▸ Assignment
What is the number of lines below that contain the word "name"? Respond with that number alone.

▸ Provided data
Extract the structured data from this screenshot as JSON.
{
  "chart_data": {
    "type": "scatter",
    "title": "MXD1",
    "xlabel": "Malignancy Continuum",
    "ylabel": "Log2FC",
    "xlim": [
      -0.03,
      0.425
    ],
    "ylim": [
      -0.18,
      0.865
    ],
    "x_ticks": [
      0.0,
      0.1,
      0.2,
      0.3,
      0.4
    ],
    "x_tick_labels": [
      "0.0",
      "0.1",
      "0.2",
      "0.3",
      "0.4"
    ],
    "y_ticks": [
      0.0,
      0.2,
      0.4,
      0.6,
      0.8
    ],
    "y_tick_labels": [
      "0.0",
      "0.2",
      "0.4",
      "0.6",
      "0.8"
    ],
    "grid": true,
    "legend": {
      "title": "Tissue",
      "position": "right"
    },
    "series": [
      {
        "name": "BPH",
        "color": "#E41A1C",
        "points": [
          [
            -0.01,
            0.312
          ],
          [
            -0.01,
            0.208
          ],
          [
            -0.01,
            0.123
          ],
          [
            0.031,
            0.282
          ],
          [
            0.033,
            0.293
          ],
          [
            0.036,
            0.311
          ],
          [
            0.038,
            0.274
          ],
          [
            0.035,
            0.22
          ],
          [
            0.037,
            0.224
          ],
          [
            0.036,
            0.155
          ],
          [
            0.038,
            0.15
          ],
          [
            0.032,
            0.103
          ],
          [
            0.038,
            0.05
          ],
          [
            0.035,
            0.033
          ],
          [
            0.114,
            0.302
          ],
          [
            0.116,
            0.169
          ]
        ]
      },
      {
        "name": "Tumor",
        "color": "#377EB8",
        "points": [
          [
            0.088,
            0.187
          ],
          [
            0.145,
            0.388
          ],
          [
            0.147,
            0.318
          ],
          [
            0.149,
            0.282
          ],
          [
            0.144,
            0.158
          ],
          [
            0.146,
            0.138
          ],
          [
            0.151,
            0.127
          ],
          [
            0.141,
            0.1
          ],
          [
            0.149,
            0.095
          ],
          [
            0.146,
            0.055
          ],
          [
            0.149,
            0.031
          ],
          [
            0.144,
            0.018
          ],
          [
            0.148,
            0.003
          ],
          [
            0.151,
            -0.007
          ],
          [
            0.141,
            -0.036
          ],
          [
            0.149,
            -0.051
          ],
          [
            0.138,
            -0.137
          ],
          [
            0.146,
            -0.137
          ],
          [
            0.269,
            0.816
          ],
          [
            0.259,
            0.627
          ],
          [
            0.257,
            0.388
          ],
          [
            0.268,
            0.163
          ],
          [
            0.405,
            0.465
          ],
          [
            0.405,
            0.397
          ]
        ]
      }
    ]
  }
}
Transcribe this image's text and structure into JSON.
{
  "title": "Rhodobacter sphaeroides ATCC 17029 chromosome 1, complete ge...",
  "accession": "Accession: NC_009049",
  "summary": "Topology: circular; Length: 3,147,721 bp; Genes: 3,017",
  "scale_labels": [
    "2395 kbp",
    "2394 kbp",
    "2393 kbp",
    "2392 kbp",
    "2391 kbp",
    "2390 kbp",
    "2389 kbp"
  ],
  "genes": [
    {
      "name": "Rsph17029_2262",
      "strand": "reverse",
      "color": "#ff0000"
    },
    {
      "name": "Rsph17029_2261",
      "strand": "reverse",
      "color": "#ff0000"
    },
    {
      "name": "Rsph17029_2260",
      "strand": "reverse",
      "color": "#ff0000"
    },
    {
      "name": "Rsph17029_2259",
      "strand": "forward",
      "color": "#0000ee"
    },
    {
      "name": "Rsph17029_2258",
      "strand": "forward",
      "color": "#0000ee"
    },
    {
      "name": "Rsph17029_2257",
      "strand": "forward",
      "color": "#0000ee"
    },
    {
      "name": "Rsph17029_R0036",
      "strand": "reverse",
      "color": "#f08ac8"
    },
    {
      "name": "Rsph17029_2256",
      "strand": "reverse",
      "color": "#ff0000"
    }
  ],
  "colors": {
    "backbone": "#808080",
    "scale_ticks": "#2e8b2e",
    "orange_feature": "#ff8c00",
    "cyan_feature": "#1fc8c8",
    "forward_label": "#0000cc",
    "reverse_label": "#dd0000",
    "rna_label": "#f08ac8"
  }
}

▸ Solution to this problem
10